* THE REQUEST *
Pull out each line of the records holding the string "center".

* DATA PROVIDED *
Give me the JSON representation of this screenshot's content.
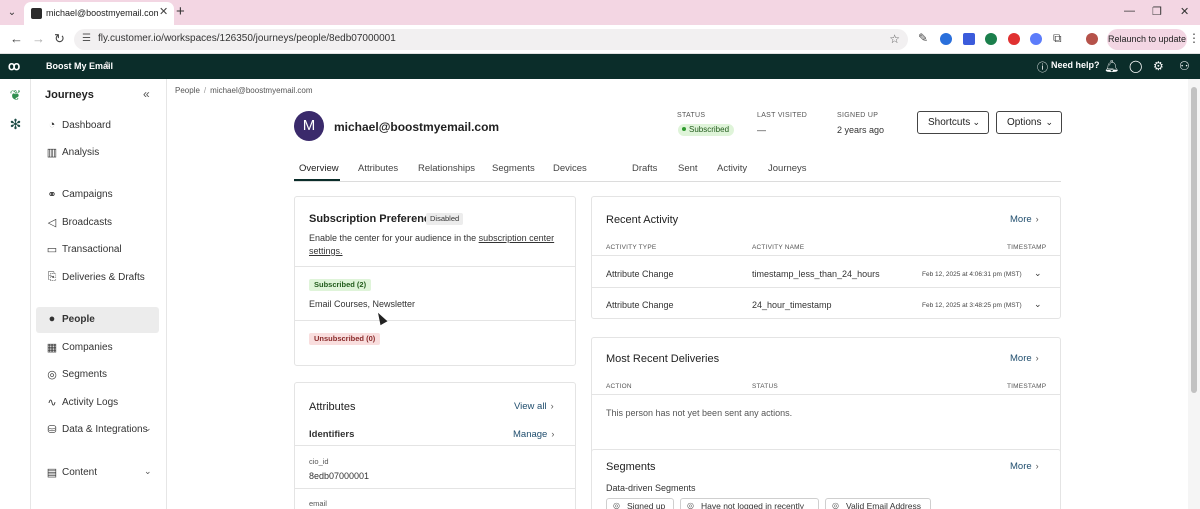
{
  "browser": {
    "tab_title": "michael@boostmyemail.com | Pe",
    "url": "fly.customer.io/workspaces/126350/journeys/people/8edb07000001",
    "relaunch_label": "Relaunch to update",
    "ext_colors": [
      "#2a6fdb",
      "#3b5bdb",
      "#1b7f4c",
      "#e03131",
      "#5c7cfa"
    ]
  },
  "app_header": {
    "workspace_name": "Boost My Email",
    "need_help": "Need help?"
  },
  "sidebar": {
    "title": "Journeys",
    "items": [
      {
        "label": "Dashboard",
        "icon": "dashboard-icon"
      },
      {
        "label": "Analysis",
        "icon": "bar-chart-icon"
      },
      {
        "label": "Campaigns",
        "icon": "campaign-icon"
      },
      {
        "label": "Broadcasts",
        "icon": "broadcast-icon"
      },
      {
        "label": "Transactional",
        "icon": "transactional-icon"
      },
      {
        "label": "Deliveries & Drafts",
        "icon": "deliveries-icon"
      },
      {
        "label": "People",
        "icon": "person-icon"
      },
      {
        "label": "Companies",
        "icon": "building-icon"
      },
      {
        "label": "Segments",
        "icon": "segments-icon"
      },
      {
        "label": "Activity Logs",
        "icon": "activity-icon"
      },
      {
        "label": "Data & Integrations",
        "icon": "database-icon"
      },
      {
        "label": "Content",
        "icon": "content-icon"
      }
    ]
  },
  "breadcrumb": {
    "parent": "People",
    "current": "michael@boostmyemail.com"
  },
  "person": {
    "avatar_initial": "M",
    "email": "michael@boostmyemail.com",
    "status_label": "STATUS",
    "status_value": "Subscribed",
    "last_visited_label": "LAST VISITED",
    "last_visited_value": "—",
    "signed_up_label": "SIGNED UP",
    "signed_up_value": "2 years ago"
  },
  "buttons": {
    "shortcuts": "Shortcuts",
    "options": "Options"
  },
  "tabs": [
    "Overview",
    "Attributes",
    "Relationships",
    "Segments",
    "Devices",
    "Drafts",
    "Sent",
    "Activity",
    "Journeys"
  ],
  "subscription": {
    "title": "Subscription Preferences",
    "badge": "Disabled",
    "text_before_link": "Enable the center for your audience in the ",
    "link_text": "subscription center settings.",
    "subscribed_label": "Subscribed (2)",
    "subscribed_topics": "Email Courses, Newsletter",
    "unsubscribed_label": "Unsubscribed (0)"
  },
  "attributes": {
    "title": "Attributes",
    "view_all": "View all",
    "identifiers_label": "Identifiers",
    "manage": "Manage",
    "cio_id_label": "cio_id",
    "cio_id_value": "8edb07000001",
    "email_label": "email"
  },
  "recent_activity": {
    "title": "Recent Activity",
    "more": "More",
    "columns": [
      "ACTIVITY TYPE",
      "ACTIVITY NAME",
      "TIMESTAMP"
    ],
    "rows": [
      {
        "type": "Attribute Change",
        "name": "timestamp_less_than_24_hours",
        "timestamp": "Feb 12, 2025 at 4:06:31 pm (MST)"
      },
      {
        "type": "Attribute Change",
        "name": "24_hour_timestamp",
        "timestamp": "Feb 12, 2025 at 3:48:25 pm (MST)"
      }
    ]
  },
  "deliveries": {
    "title": "Most Recent Deliveries",
    "more": "More",
    "columns": [
      "ACTION",
      "STATUS",
      "TIMESTAMP"
    ],
    "empty": "This person has not yet been sent any actions."
  },
  "segments": {
    "title": "Segments",
    "more": "More",
    "subtitle": "Data-driven Segments",
    "chips": [
      "Signed up",
      "Have not logged in recently",
      "Valid Email Address"
    ]
  }
}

* EXPECTED ANSWER *
    "text_before_link": "Enable the center for your audience in the ",
    "link_text": "subscription center settings.",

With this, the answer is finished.